━━━ Given records ━━━

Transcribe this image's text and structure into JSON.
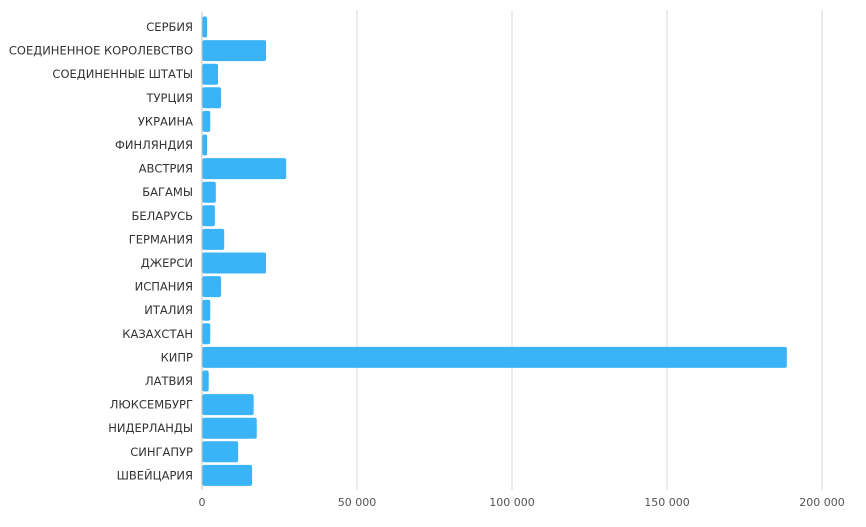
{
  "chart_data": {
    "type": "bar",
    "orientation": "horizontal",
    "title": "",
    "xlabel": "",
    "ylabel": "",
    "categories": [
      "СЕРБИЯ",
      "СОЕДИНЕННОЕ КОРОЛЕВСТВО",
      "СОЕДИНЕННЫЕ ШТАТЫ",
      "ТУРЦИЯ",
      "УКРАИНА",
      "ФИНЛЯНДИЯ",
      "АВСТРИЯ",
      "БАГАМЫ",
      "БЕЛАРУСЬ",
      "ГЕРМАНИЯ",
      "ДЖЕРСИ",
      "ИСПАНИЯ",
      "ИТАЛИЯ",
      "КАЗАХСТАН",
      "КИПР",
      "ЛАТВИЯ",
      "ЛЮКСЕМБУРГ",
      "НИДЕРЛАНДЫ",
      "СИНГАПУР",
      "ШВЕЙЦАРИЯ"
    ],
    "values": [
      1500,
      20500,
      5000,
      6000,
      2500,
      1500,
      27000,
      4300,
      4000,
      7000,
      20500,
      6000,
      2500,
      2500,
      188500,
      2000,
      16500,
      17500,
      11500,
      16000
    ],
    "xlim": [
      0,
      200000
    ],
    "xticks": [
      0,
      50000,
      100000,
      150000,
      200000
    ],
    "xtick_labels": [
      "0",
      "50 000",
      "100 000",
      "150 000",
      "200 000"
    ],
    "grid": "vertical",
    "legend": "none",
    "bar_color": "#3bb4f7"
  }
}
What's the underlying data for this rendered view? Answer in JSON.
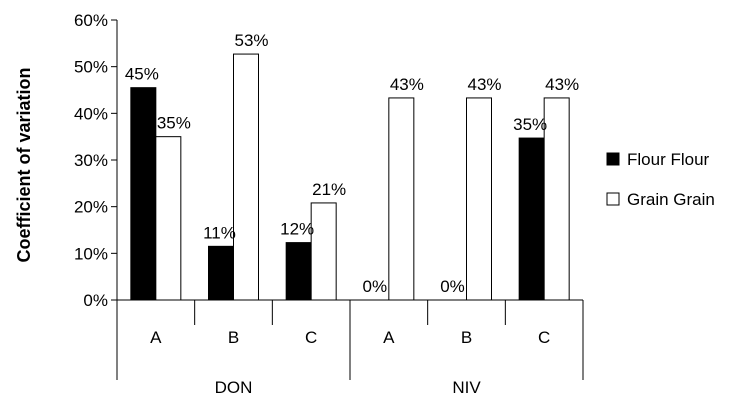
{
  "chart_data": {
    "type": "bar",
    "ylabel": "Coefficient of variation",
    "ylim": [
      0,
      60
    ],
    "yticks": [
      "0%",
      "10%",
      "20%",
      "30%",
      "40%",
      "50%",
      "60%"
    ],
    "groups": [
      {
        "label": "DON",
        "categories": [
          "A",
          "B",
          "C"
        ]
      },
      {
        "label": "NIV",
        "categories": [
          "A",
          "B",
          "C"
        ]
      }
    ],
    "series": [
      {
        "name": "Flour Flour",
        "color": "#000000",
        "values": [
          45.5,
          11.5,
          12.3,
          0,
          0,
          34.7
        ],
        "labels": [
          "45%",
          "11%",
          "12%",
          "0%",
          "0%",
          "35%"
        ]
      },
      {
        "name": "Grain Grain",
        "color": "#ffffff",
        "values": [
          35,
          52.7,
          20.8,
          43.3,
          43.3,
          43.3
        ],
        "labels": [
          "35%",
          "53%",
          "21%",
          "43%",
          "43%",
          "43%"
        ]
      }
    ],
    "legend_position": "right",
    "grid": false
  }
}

━━━

Task details:
Go through the entries above and output them exactly, without pictures.

Solved exercise:
Transcribe this image's text and structure into JSON.
{
  "chart_data": {
    "type": "bar",
    "orientation": "horizontal",
    "title": "",
    "xlabel": "",
    "ylabel": "",
    "categories": [
      "СЕРБИЯ",
      "СОЕДИНЕННОЕ КОРОЛЕВСТВО",
      "СОЕДИНЕННЫЕ ШТАТЫ",
      "ТУРЦИЯ",
      "УКРАИНА",
      "ФИНЛЯНДИЯ",
      "АВСТРИЯ",
      "БАГАМЫ",
      "БЕЛАРУСЬ",
      "ГЕРМАНИЯ",
      "ДЖЕРСИ",
      "ИСПАНИЯ",
      "ИТАЛИЯ",
      "КАЗАХСТАН",
      "КИПР",
      "ЛАТВИЯ",
      "ЛЮКСЕМБУРГ",
      "НИДЕРЛАНДЫ",
      "СИНГАПУР",
      "ШВЕЙЦАРИЯ"
    ],
    "values": [
      1500,
      20500,
      5000,
      6000,
      2500,
      1500,
      27000,
      4300,
      4000,
      7000,
      20500,
      6000,
      2500,
      2500,
      188500,
      2000,
      16500,
      17500,
      11500,
      16000
    ],
    "xlim": [
      0,
      200000
    ],
    "xticks": [
      0,
      50000,
      100000,
      150000,
      200000
    ],
    "xtick_labels": [
      "0",
      "50 000",
      "100 000",
      "150 000",
      "200 000"
    ],
    "grid": "vertical",
    "legend": "none",
    "bar_color": "#3bb4f7"
  }
}
What's the underlying data for this rendered view? Answer in JSON.
{
  "chart_data": {
    "type": "bar",
    "ylabel": "Coefficient of variation",
    "ylim": [
      0,
      60
    ],
    "yticks": [
      "0%",
      "10%",
      "20%",
      "30%",
      "40%",
      "50%",
      "60%"
    ],
    "groups": [
      {
        "label": "DON",
        "categories": [
          "A",
          "B",
          "C"
        ]
      },
      {
        "label": "NIV",
        "categories": [
          "A",
          "B",
          "C"
        ]
      }
    ],
    "series": [
      {
        "name": "Flour Flour",
        "color": "#000000",
        "values": [
          45.5,
          11.5,
          12.3,
          0,
          0,
          34.7
        ],
        "labels": [
          "45%",
          "11%",
          "12%",
          "0%",
          "0%",
          "35%"
        ]
      },
      {
        "name": "Grain Grain",
        "color": "#ffffff",
        "values": [
          35,
          52.7,
          20.8,
          43.3,
          43.3,
          43.3
        ],
        "labels": [
          "35%",
          "53%",
          "21%",
          "43%",
          "43%",
          "43%"
        ]
      }
    ],
    "legend_position": "right",
    "grid": false
  }
}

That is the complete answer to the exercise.